• EXERCISE PROMPT:
Leave out the pictures and repeat every record exactly.

• RECORDS SHOWN:
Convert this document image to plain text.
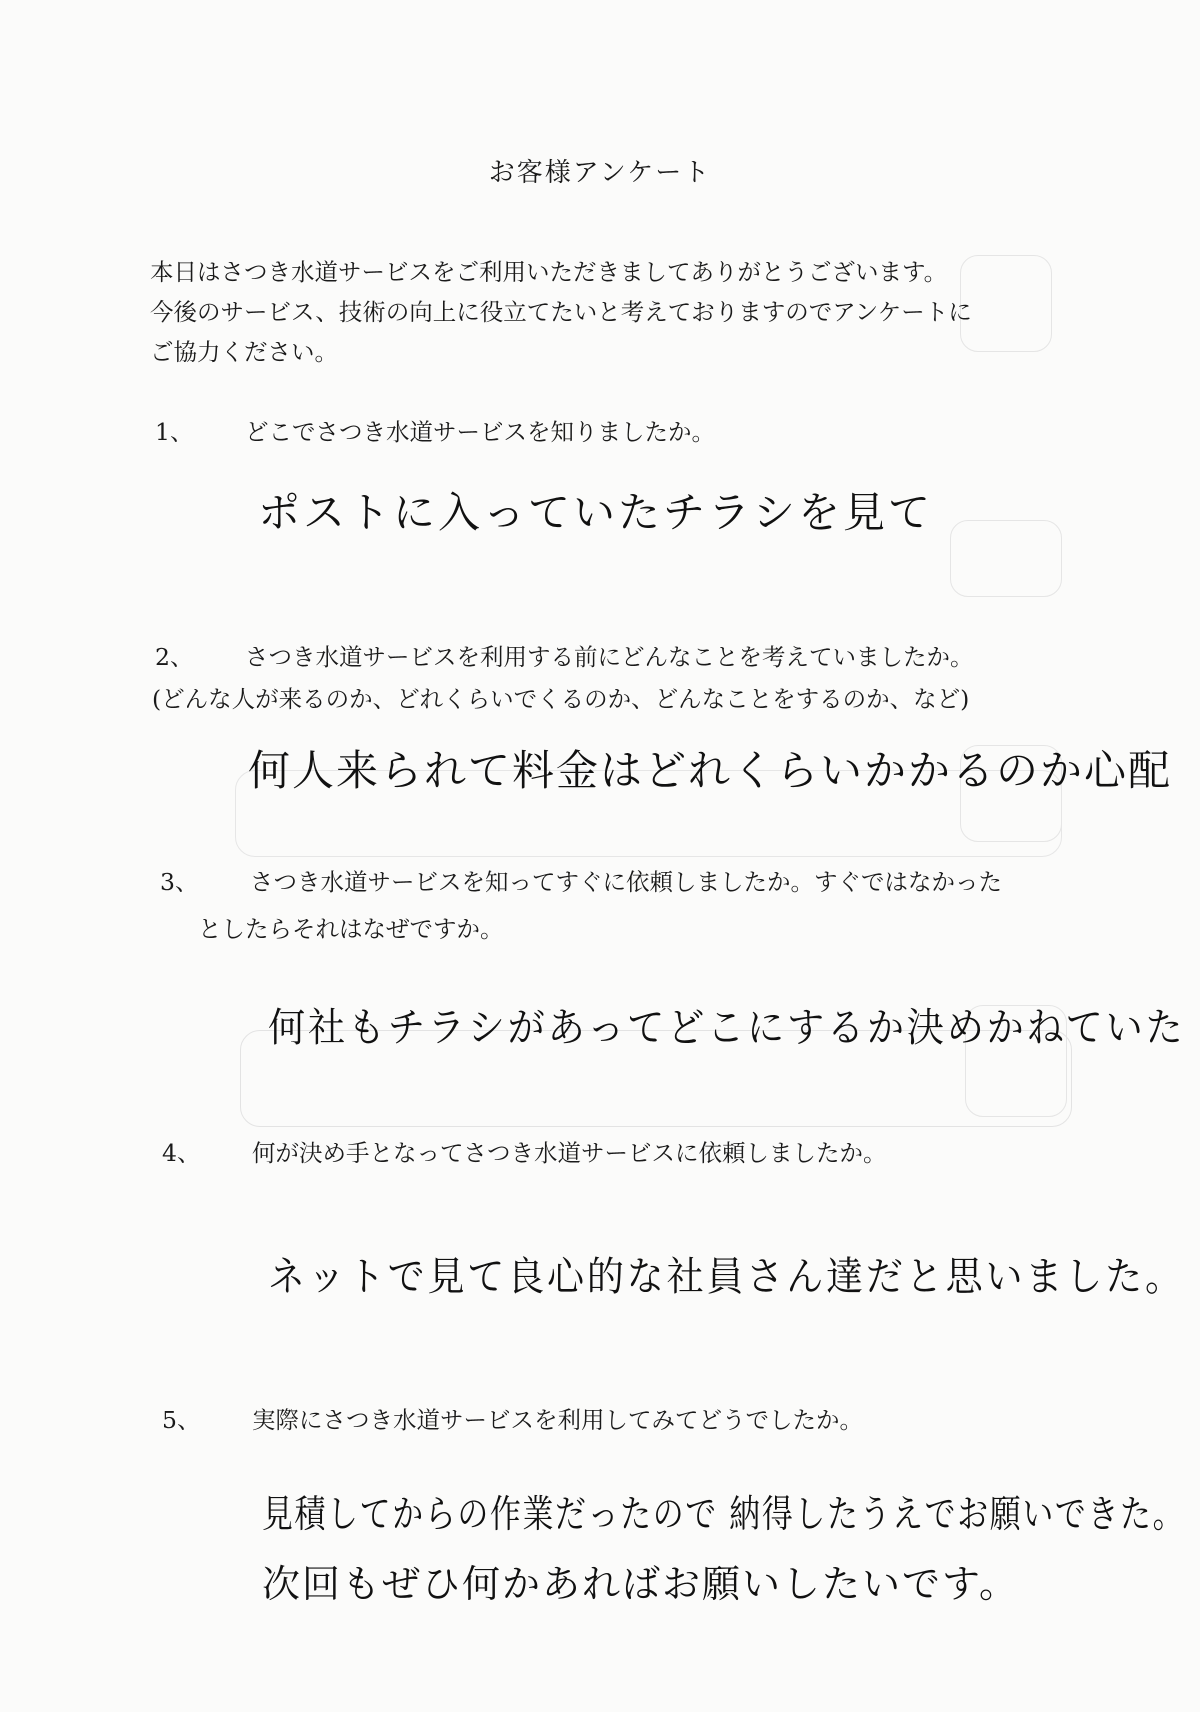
お客様アンケート
本日はさつき水道サービスをご利用いただきましてありがとうございます。
今後のサービス、技術の向上に役立てたいと考えておりますのでアンケートに
ご協力ください。
1、 どこでさつき水道サービスを知りましたか。
ポストに入っていたチラシを見て
2、 さつき水道サービスを利用する前にどんなことを考えていましたか。
(どんな人が来るのか、どれくらいでくるのか、どんなことをするのか、など)
何人来られて料金はどれくらいかかるのか心配
3、 さつき水道サービスを知ってすぐに依頼しましたか。すぐではなかった
としたらそれはなぜですか。
何社もチラシがあってどこにするか決めかねていた
4、 何が決め手となってさつき水道サービスに依頼しましたか。
ネットで見て良心的な社員さん達だと思いました。
5、 実際にさつき水道サービスを利用してみてどうでしたか。
見積してからの作業だったので 納得したうえでお願いできた。
次回もぜひ何かあればお願いしたいです。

• ANSWER IN FULL:
Convert this document image to plain text.
お客様アンケート
本日はさつき水道サービスをご利用いただきましてありがとうございます。
今後のサービス、技術の向上に役立てたいと考えておりますのでアンケートに
ご協力ください。
1、 どこでさつき水道サービスを知りましたか。
ポストに入っていたチラシを見て
2、 さつき水道サービスを利用する前にどんなことを考えていましたか。
(どんな人が来るのか、どれくらいでくるのか、どんなことをするのか、など)
何人来られて料金はどれくらいかかるのか心配
3、 さつき水道サービスを知ってすぐに依頼しましたか。すぐではなかった
としたらそれはなぜですか。
何社もチラシがあってどこにするか決めかねていた
4、 何が決め手となってさつき水道サービスに依頼しましたか。
ネットで見て良心的な社員さん達だと思いました。
5、 実際にさつき水道サービスを利用してみてどうでしたか。
見積してからの作業だったので 納得したうえでお願いできた。
次回もぜひ何かあればお願いしたいです。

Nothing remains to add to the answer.